- Exercise material -
━━━━━━━━━━━━━━━━━━━━
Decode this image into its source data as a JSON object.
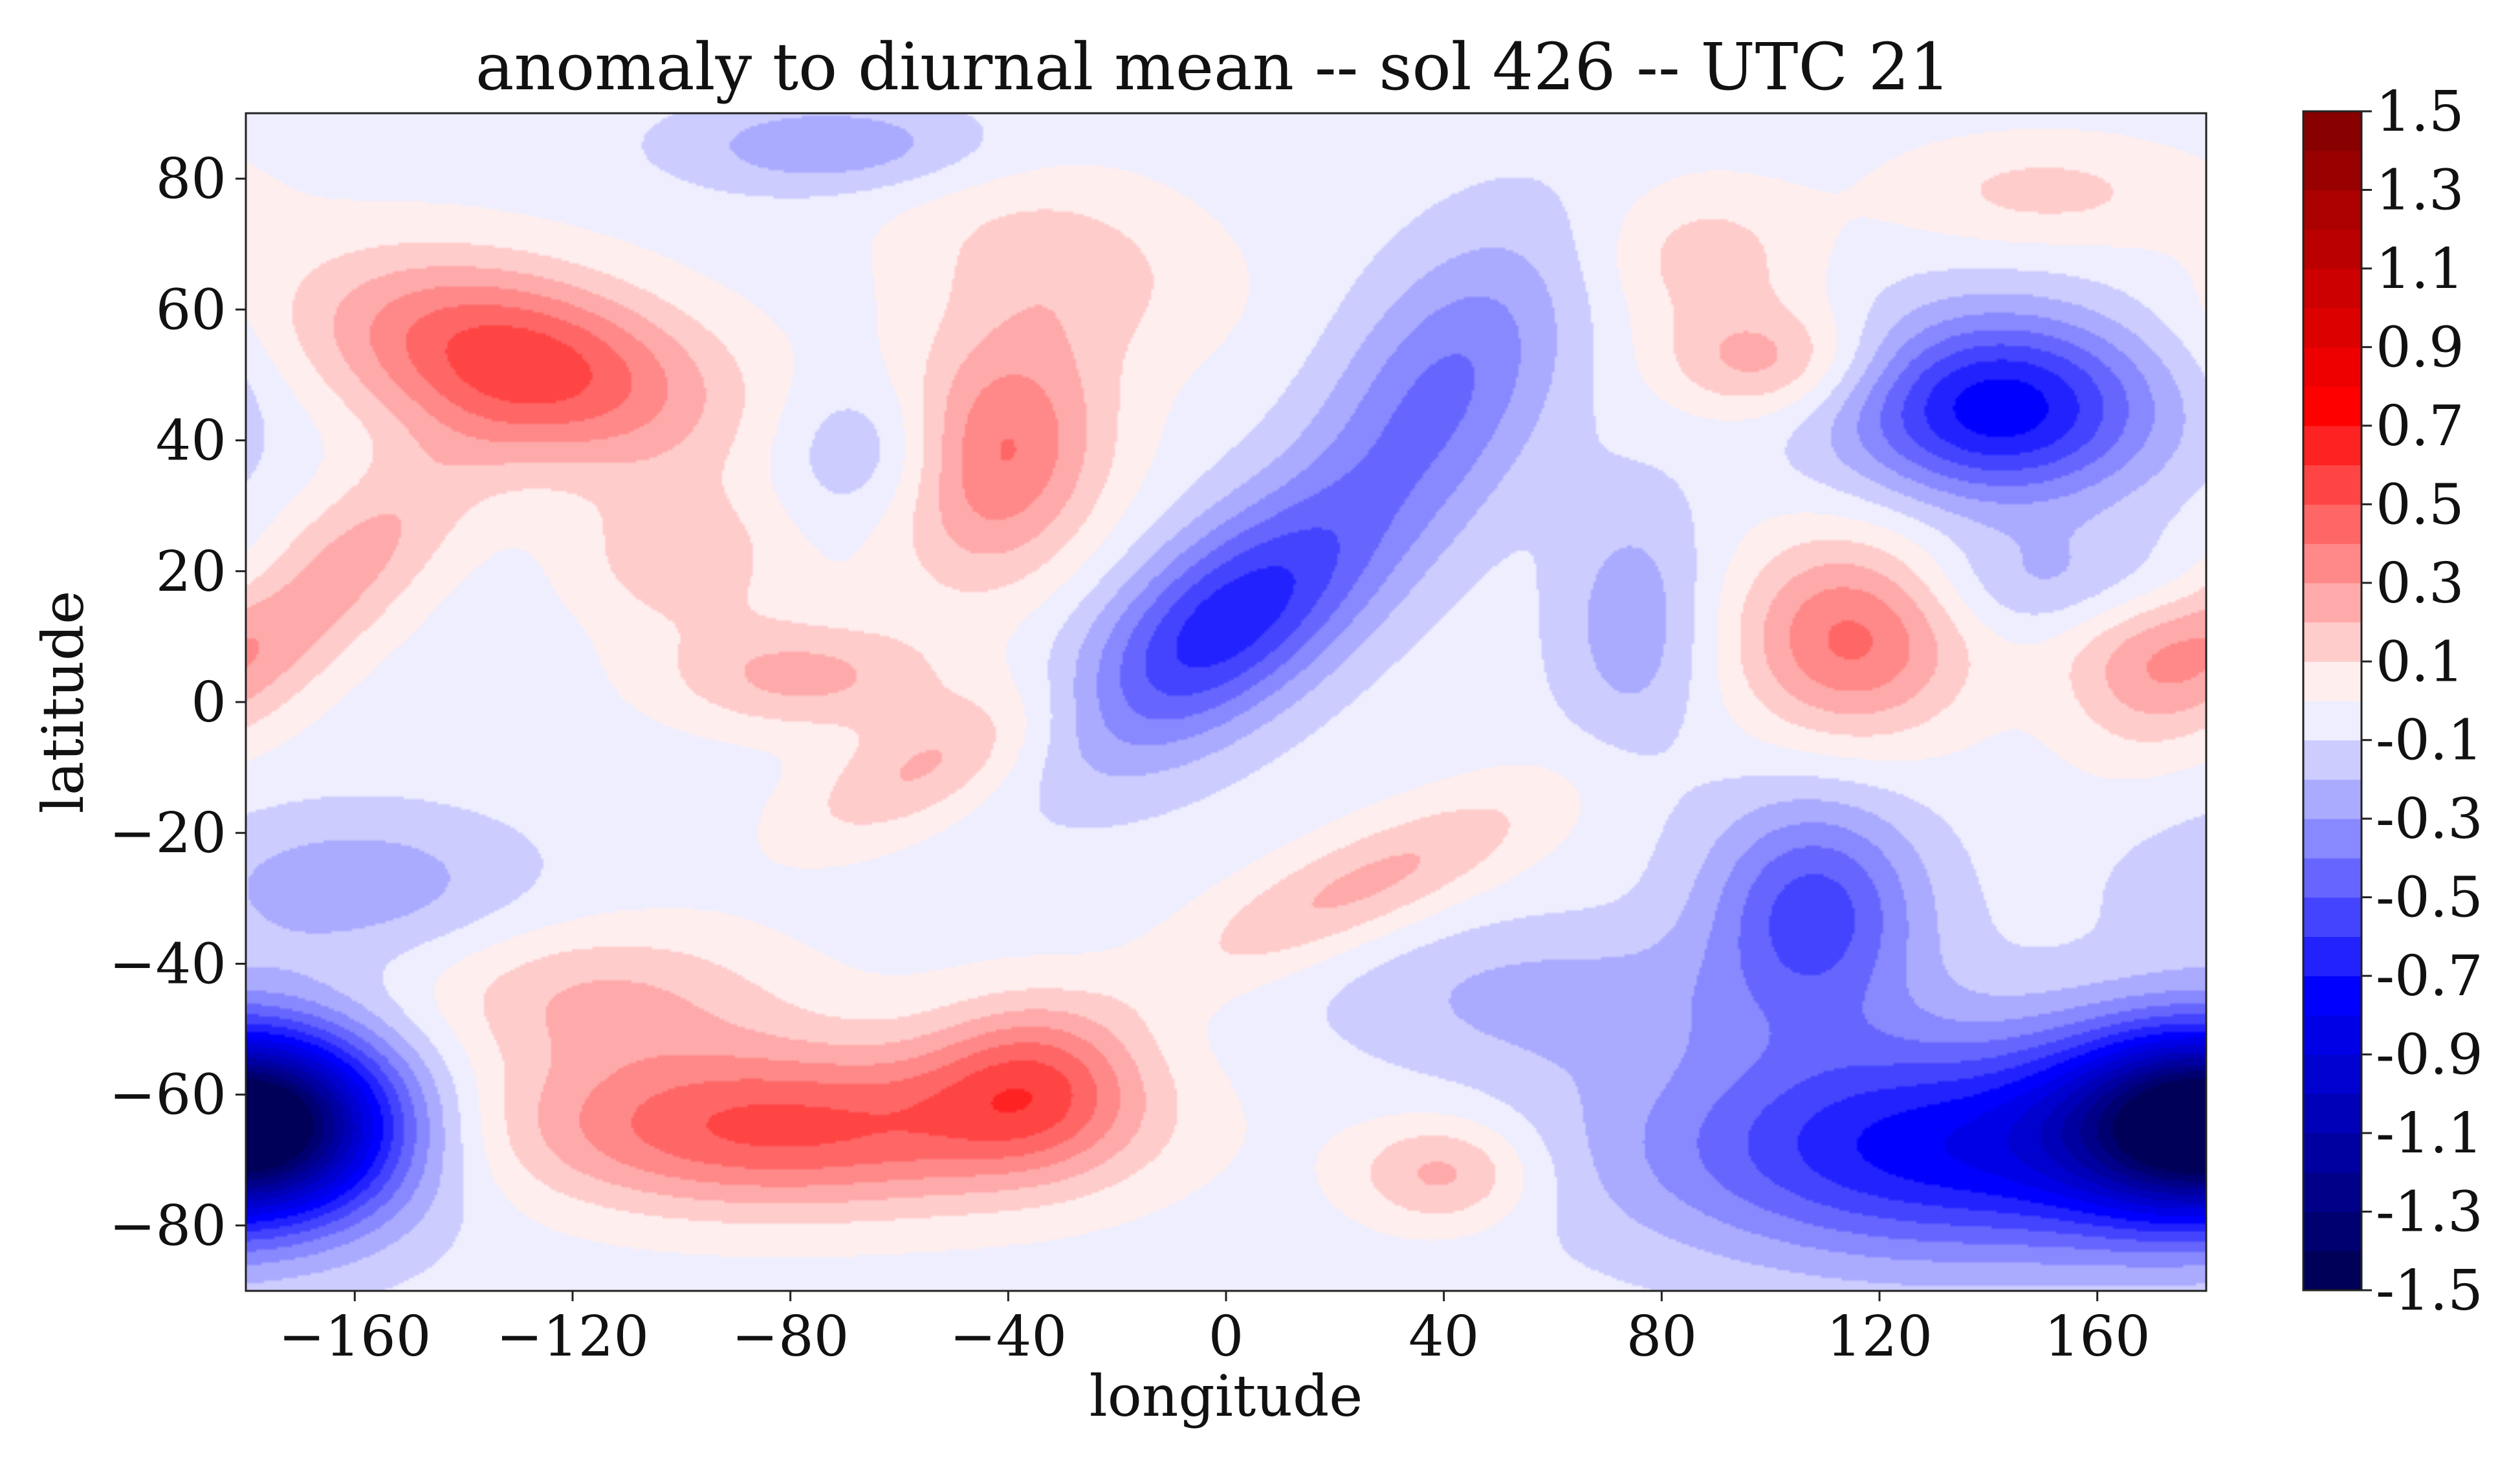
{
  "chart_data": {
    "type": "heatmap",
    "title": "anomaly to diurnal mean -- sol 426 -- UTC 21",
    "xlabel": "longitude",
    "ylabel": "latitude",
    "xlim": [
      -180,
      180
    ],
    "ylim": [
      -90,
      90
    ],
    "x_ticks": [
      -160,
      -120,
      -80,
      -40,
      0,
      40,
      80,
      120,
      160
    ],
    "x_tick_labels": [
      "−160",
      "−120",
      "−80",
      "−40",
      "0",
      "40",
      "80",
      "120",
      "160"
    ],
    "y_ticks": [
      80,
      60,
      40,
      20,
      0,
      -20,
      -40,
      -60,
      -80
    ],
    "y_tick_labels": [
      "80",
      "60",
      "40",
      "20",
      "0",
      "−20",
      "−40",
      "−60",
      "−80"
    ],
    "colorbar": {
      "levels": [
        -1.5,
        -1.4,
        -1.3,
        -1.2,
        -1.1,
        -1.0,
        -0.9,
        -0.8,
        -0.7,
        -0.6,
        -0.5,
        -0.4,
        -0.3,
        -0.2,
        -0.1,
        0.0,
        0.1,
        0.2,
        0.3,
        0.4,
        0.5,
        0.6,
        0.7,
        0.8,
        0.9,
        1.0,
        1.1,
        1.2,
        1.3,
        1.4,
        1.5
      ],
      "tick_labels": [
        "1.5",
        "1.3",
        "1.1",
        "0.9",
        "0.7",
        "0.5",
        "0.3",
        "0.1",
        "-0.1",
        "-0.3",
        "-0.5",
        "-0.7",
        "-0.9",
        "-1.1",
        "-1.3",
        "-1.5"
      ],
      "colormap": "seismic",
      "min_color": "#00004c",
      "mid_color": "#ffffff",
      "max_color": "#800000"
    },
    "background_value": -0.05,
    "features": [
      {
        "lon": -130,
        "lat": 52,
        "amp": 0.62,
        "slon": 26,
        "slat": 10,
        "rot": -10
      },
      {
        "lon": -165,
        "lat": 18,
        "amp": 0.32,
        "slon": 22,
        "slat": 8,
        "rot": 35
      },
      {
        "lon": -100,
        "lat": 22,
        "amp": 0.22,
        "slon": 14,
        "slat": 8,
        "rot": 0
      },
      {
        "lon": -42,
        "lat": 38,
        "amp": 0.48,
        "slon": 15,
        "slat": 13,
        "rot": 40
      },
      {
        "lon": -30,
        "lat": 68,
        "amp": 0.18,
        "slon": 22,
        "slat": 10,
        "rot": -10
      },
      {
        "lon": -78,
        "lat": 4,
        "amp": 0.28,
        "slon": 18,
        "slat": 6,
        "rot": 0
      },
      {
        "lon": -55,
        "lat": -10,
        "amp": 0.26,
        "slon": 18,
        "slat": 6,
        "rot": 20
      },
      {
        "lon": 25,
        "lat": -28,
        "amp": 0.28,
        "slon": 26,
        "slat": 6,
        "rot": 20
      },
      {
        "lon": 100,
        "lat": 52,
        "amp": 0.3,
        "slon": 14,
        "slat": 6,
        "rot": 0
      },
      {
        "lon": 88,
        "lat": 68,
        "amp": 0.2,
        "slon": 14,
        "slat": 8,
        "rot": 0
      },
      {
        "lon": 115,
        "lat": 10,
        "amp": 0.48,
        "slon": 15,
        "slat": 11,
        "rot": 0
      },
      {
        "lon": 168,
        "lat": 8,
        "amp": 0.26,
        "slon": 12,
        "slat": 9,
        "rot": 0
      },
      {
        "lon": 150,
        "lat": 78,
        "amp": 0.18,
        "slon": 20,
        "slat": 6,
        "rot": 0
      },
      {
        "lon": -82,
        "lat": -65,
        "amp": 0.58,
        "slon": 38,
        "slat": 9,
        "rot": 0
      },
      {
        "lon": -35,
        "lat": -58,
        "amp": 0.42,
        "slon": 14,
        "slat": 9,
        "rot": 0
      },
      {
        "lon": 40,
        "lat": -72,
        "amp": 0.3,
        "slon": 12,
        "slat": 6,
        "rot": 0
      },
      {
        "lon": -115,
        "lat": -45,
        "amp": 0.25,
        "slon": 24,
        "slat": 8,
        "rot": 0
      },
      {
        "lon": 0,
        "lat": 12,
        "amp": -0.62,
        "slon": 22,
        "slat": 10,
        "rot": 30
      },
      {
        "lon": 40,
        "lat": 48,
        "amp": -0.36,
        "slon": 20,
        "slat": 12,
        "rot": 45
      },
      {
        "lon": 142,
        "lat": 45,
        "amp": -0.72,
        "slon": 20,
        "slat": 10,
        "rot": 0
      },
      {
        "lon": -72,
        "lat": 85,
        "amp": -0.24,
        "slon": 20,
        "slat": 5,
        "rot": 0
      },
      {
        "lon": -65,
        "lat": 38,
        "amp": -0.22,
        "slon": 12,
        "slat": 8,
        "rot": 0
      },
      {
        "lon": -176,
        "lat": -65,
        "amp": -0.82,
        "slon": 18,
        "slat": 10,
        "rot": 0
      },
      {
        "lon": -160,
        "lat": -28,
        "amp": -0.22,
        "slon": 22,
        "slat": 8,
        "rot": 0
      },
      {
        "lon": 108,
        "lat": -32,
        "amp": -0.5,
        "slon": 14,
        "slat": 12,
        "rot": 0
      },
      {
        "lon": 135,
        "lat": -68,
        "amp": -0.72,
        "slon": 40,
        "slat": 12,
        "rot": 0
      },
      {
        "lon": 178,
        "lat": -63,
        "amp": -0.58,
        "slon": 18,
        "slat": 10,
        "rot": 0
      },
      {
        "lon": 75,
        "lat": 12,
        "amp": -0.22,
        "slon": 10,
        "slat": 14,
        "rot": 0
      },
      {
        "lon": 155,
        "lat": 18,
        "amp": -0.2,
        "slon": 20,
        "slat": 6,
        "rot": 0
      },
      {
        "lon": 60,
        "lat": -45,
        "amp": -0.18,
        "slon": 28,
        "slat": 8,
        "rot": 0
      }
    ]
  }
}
━━━━━━━━━━━━━━━━━━━━
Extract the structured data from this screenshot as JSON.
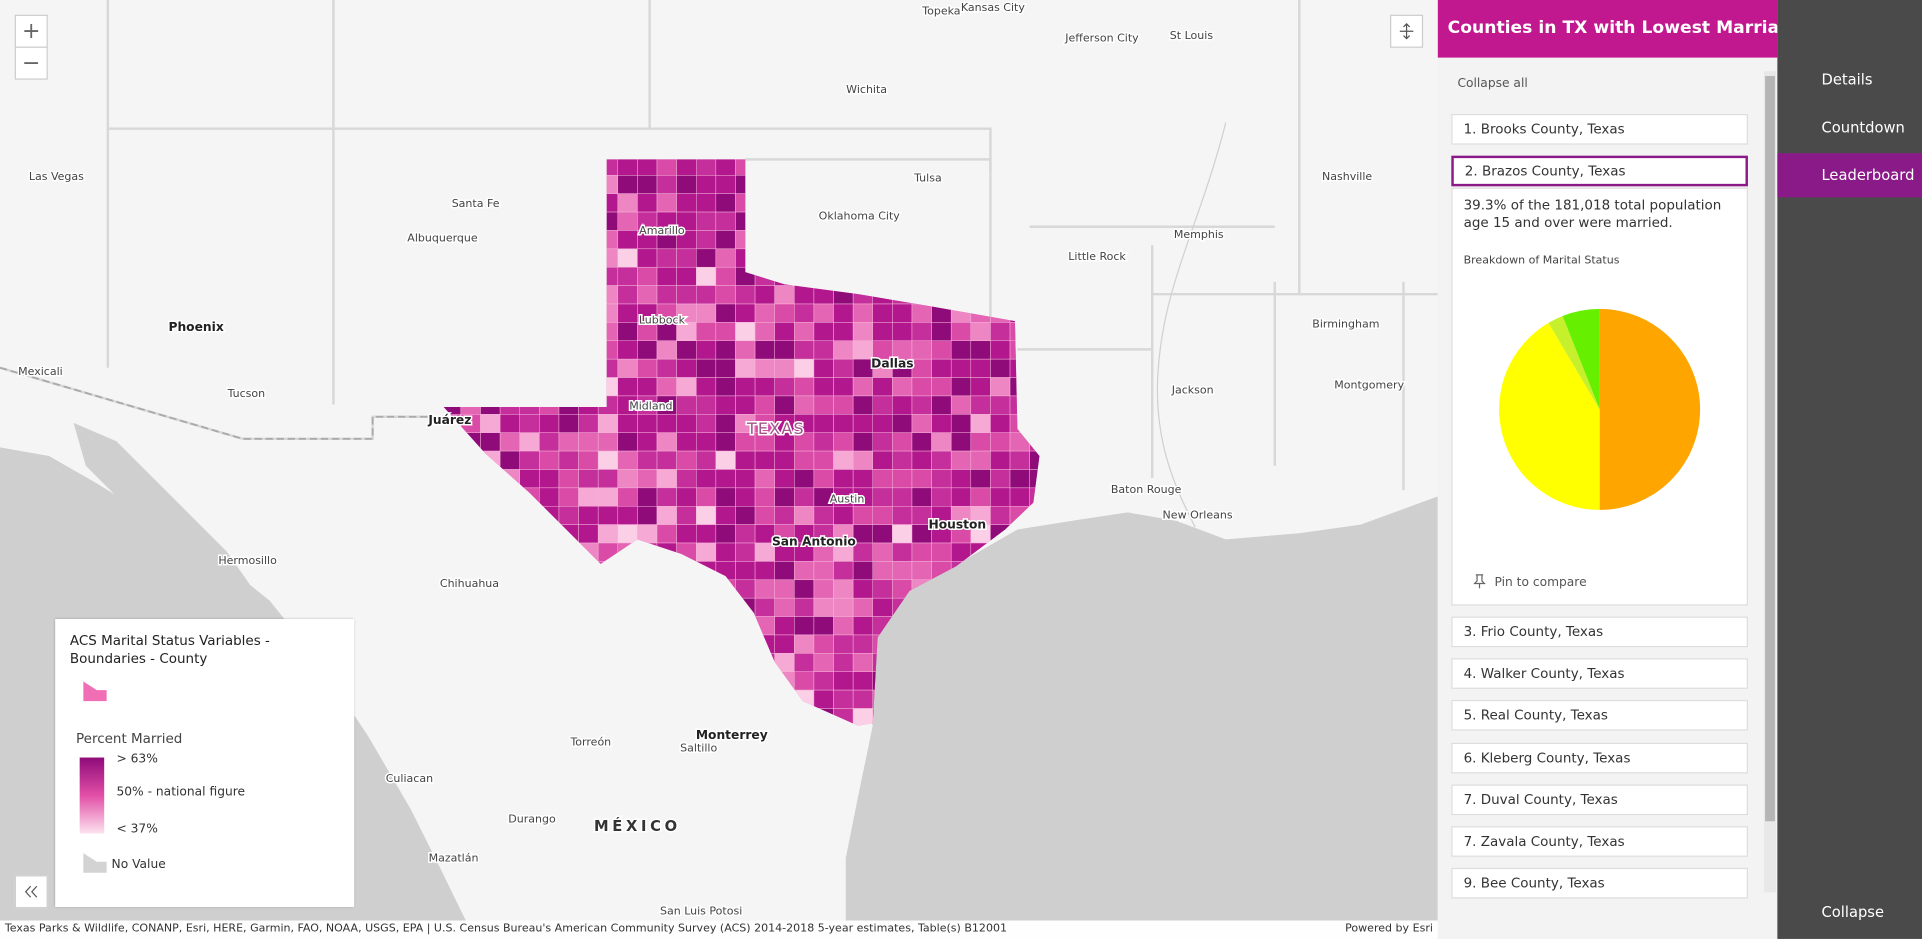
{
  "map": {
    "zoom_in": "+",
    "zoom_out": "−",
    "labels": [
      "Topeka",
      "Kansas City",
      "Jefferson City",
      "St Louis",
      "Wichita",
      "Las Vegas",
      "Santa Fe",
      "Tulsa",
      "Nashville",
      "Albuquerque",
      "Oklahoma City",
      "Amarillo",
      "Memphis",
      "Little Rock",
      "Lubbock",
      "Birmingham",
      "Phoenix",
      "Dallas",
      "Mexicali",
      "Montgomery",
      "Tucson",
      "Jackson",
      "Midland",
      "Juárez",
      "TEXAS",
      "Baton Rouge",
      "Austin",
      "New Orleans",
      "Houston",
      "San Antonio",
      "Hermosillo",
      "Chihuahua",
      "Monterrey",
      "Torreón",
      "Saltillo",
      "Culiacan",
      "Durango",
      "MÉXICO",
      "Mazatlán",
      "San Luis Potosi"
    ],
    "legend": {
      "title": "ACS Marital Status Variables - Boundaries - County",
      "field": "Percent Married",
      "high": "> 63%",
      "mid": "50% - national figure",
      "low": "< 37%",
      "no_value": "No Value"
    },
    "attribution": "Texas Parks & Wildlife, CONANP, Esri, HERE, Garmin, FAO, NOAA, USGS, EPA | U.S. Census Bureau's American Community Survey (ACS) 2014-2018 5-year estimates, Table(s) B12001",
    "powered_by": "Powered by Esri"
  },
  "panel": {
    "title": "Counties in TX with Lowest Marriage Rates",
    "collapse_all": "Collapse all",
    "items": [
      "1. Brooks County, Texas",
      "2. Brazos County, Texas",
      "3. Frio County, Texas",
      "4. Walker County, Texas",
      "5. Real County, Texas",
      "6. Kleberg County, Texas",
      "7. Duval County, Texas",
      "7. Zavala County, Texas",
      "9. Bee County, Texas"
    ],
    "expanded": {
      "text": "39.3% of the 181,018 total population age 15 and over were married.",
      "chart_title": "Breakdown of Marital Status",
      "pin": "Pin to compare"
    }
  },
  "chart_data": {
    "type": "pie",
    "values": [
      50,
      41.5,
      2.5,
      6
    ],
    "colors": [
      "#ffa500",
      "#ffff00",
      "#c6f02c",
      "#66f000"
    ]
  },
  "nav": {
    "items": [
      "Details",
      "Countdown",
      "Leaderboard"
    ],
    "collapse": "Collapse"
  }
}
━━━━━━━━━━━━━━━━━━━━
In the entries above, count each line that holds "Collapse". Give the total and nothing else.

2